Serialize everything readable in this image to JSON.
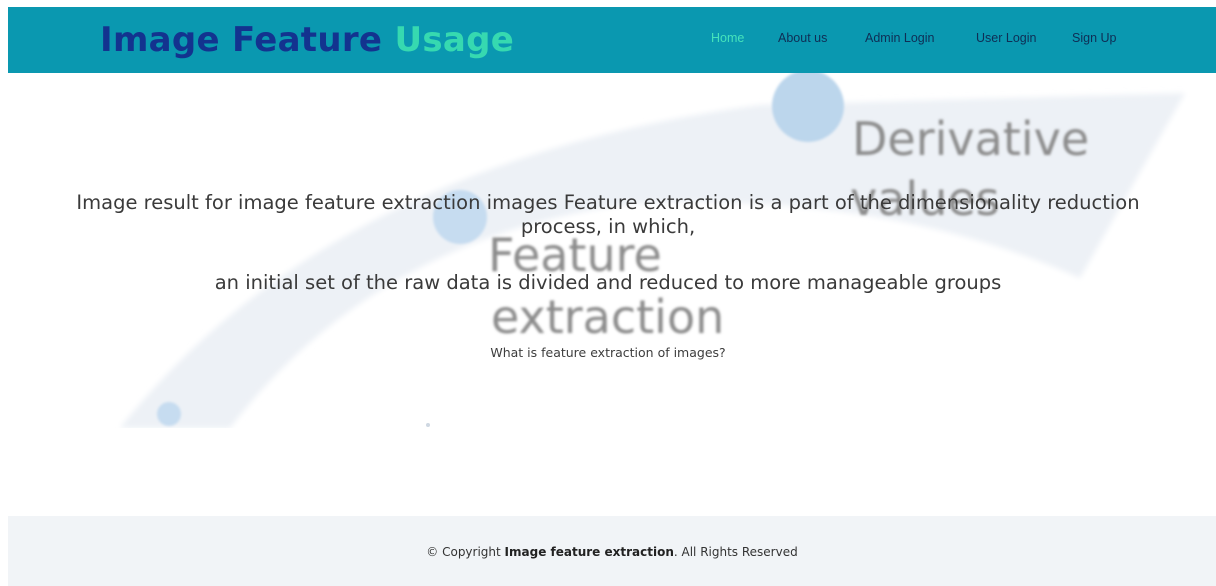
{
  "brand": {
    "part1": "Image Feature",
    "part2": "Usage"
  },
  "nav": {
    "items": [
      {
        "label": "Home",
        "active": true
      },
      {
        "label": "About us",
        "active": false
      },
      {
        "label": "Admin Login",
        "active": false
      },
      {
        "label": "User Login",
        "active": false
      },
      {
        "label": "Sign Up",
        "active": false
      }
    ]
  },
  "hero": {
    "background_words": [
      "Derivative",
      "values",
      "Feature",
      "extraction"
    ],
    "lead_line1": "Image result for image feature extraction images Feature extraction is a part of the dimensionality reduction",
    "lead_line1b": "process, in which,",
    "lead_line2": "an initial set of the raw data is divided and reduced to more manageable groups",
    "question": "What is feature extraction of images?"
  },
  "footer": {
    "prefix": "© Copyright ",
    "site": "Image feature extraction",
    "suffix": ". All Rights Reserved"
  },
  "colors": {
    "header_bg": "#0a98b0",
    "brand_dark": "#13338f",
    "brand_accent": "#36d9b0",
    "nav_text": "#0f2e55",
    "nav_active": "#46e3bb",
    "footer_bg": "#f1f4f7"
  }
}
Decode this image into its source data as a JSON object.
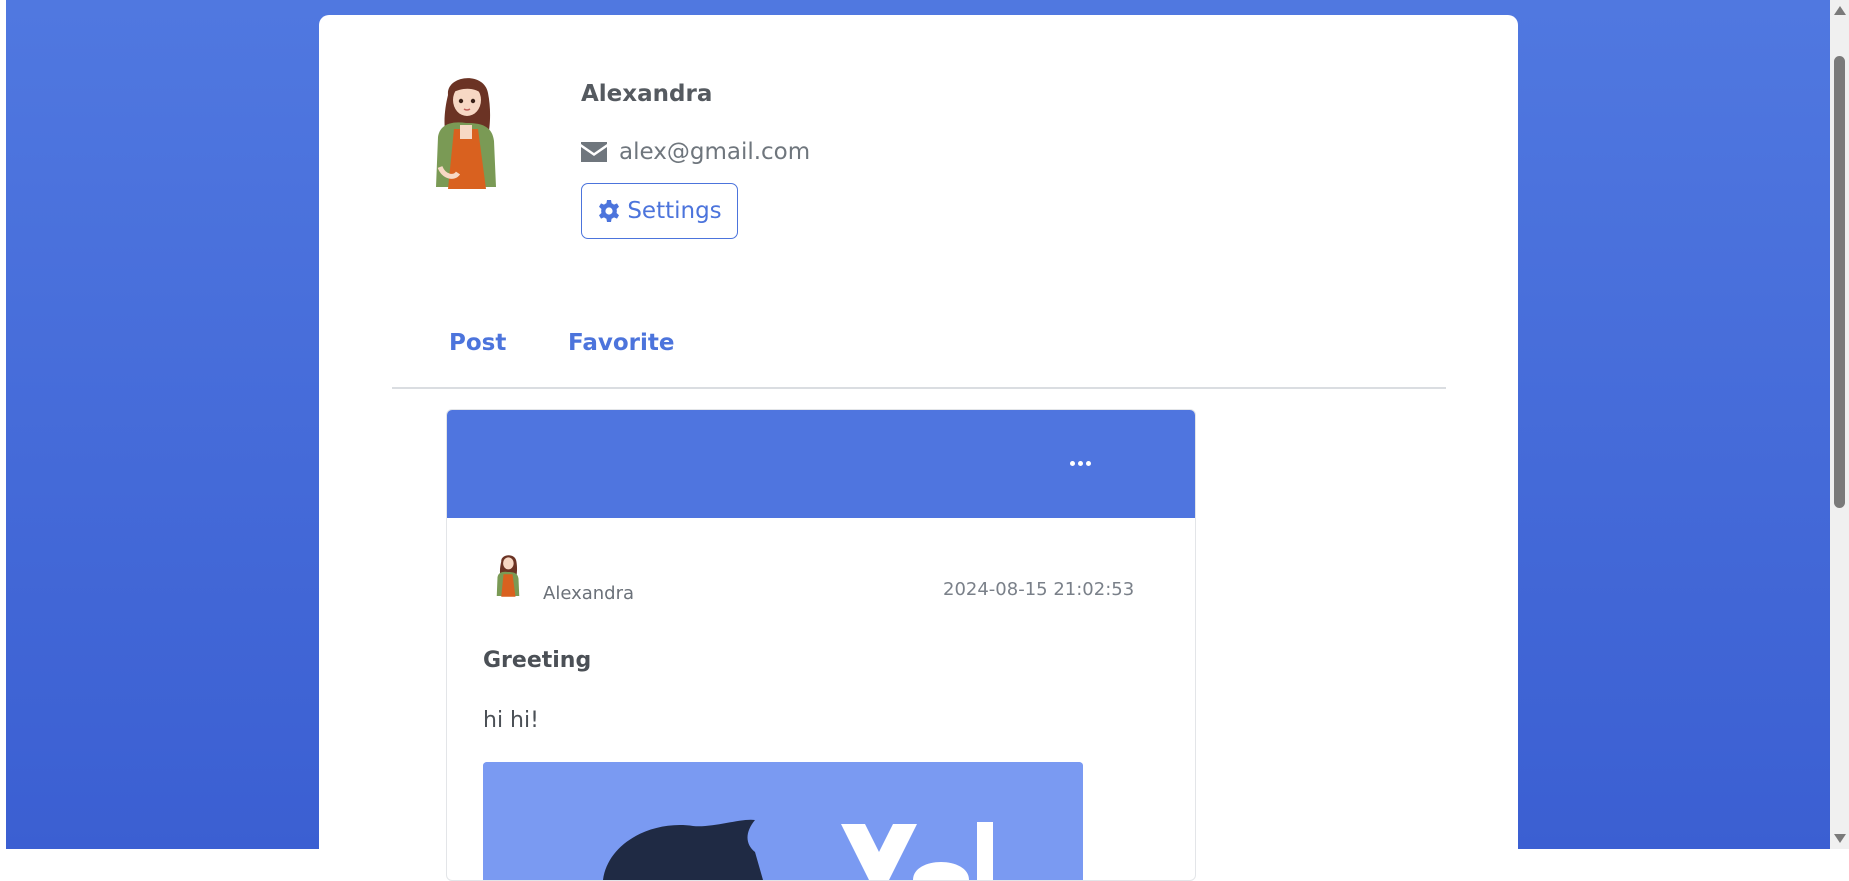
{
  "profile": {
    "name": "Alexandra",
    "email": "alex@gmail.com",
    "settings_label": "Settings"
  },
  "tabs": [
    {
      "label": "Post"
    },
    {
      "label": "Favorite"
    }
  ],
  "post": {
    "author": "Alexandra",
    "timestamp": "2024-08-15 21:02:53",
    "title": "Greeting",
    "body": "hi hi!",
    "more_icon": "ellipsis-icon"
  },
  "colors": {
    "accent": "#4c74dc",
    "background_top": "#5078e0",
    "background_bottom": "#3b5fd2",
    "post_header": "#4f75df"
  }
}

^^^^

AIM
Extract all the entries word for word; omit any pictures.

SOLUTION FOR THIS PROBLEM
Serialize everything readable in this image to JSON.
{
  "brand": {
    "part1": "Image Feature",
    "part2": "Usage"
  },
  "nav": {
    "items": [
      {
        "label": "Home",
        "active": true
      },
      {
        "label": "About us",
        "active": false
      },
      {
        "label": "Admin Login",
        "active": false
      },
      {
        "label": "User Login",
        "active": false
      },
      {
        "label": "Sign Up",
        "active": false
      }
    ]
  },
  "hero": {
    "background_words": [
      "Derivative",
      "values",
      "Feature",
      "extraction"
    ],
    "lead_line1": "Image result for image feature extraction images Feature extraction is a part of the dimensionality reduction",
    "lead_line1b": "process, in which,",
    "lead_line2": "an initial set of the raw data is divided and reduced to more manageable groups",
    "question": "What is feature extraction of images?"
  },
  "footer": {
    "prefix": "© Copyright ",
    "site": "Image feature extraction",
    "suffix": ". All Rights Reserved"
  },
  "colors": {
    "header_bg": "#0a98b0",
    "brand_dark": "#13338f",
    "brand_accent": "#36d9b0",
    "nav_text": "#0f2e55",
    "nav_active": "#46e3bb",
    "footer_bg": "#f1f4f7"
  }
}
Decode this image into its source data as a JSON object.
{
  "profile": {
    "name": "Alexandra",
    "email": "alex@gmail.com",
    "settings_label": "Settings"
  },
  "tabs": [
    {
      "label": "Post"
    },
    {
      "label": "Favorite"
    }
  ],
  "post": {
    "author": "Alexandra",
    "timestamp": "2024-08-15 21:02:53",
    "title": "Greeting",
    "body": "hi hi!",
    "more_icon": "ellipsis-icon"
  },
  "colors": {
    "accent": "#4c74dc",
    "background_top": "#5078e0",
    "background_bottom": "#3b5fd2",
    "post_header": "#4f75df"
  }
}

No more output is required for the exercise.